Aim:
Transcribe the data that follows precisely, omitting nothing.

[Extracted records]
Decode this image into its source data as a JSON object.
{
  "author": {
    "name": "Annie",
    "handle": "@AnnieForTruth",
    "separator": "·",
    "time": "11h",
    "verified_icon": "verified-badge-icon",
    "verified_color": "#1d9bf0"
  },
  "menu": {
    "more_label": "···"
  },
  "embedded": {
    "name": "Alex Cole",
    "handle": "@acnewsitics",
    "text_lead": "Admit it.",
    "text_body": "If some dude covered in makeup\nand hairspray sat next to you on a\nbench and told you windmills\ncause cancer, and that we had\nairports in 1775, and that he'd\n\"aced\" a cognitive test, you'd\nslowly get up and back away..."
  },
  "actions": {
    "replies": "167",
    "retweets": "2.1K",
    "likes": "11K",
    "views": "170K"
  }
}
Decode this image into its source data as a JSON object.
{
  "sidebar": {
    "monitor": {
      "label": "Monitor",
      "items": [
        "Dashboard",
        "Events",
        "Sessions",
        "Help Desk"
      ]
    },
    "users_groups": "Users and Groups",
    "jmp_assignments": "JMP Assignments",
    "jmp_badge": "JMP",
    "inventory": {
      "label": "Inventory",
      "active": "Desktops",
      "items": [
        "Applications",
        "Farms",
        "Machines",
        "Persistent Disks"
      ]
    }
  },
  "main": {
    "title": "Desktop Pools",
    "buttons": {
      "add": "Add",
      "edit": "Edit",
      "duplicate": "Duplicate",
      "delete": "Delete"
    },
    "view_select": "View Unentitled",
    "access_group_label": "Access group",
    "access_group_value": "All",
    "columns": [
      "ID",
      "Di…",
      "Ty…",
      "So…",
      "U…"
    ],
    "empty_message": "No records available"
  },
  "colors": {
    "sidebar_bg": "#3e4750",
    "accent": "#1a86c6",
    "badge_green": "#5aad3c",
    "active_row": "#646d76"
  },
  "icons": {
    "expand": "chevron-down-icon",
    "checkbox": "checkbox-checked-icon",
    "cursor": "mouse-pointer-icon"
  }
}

Complete response:
Decode this image into its source data as a JSON object.
{
  "author": {
    "name": "Annie",
    "handle": "@AnnieForTruth",
    "separator": "·",
    "time": "11h",
    "verified_icon": "verified-badge-icon",
    "verified_color": "#1d9bf0"
  },
  "menu": {
    "more_label": "···"
  },
  "embedded": {
    "name": "Alex Cole",
    "handle": "@acnewsitics",
    "text_lead": "Admit it.",
    "text_body": "If some dude covered in makeup\nand hairspray sat next to you on a\nbench and told you windmills\ncause cancer, and that we had\nairports in 1775, and that he'd\n\"aced\" a cognitive test, you'd\nslowly get up and back away..."
  },
  "actions": {
    "replies": "167",
    "retweets": "2.1K",
    "likes": "11K",
    "views": "170K"
  }
}
Decode this image into its source data as a JSON object.
{
  "sidebar": {
    "monitor": {
      "label": "Monitor",
      "items": [
        "Dashboard",
        "Events",
        "Sessions",
        "Help Desk"
      ]
    },
    "users_groups": "Users and Groups",
    "jmp_assignments": "JMP Assignments",
    "jmp_badge": "JMP",
    "inventory": {
      "label": "Inventory",
      "active": "Desktops",
      "items": [
        "Applications",
        "Farms",
        "Machines",
        "Persistent Disks"
      ]
    }
  },
  "main": {
    "title": "Desktop Pools",
    "buttons": {
      "add": "Add",
      "edit": "Edit",
      "duplicate": "Duplicate",
      "delete": "Delete"
    },
    "view_select": "View Unentitled",
    "access_group_label": "Access group",
    "access_group_value": "All",
    "columns": [
      "ID",
      "Di…",
      "Ty…",
      "So…",
      "U…"
    ],
    "empty_message": "No records available"
  },
  "colors": {
    "sidebar_bg": "#3e4750",
    "accent": "#1a86c6",
    "badge_green": "#5aad3c",
    "active_row": "#646d76"
  },
  "icons": {
    "expand": "chevron-down-icon",
    "checkbox": "checkbox-checked-icon",
    "cursor": "mouse-pointer-icon"
  }
}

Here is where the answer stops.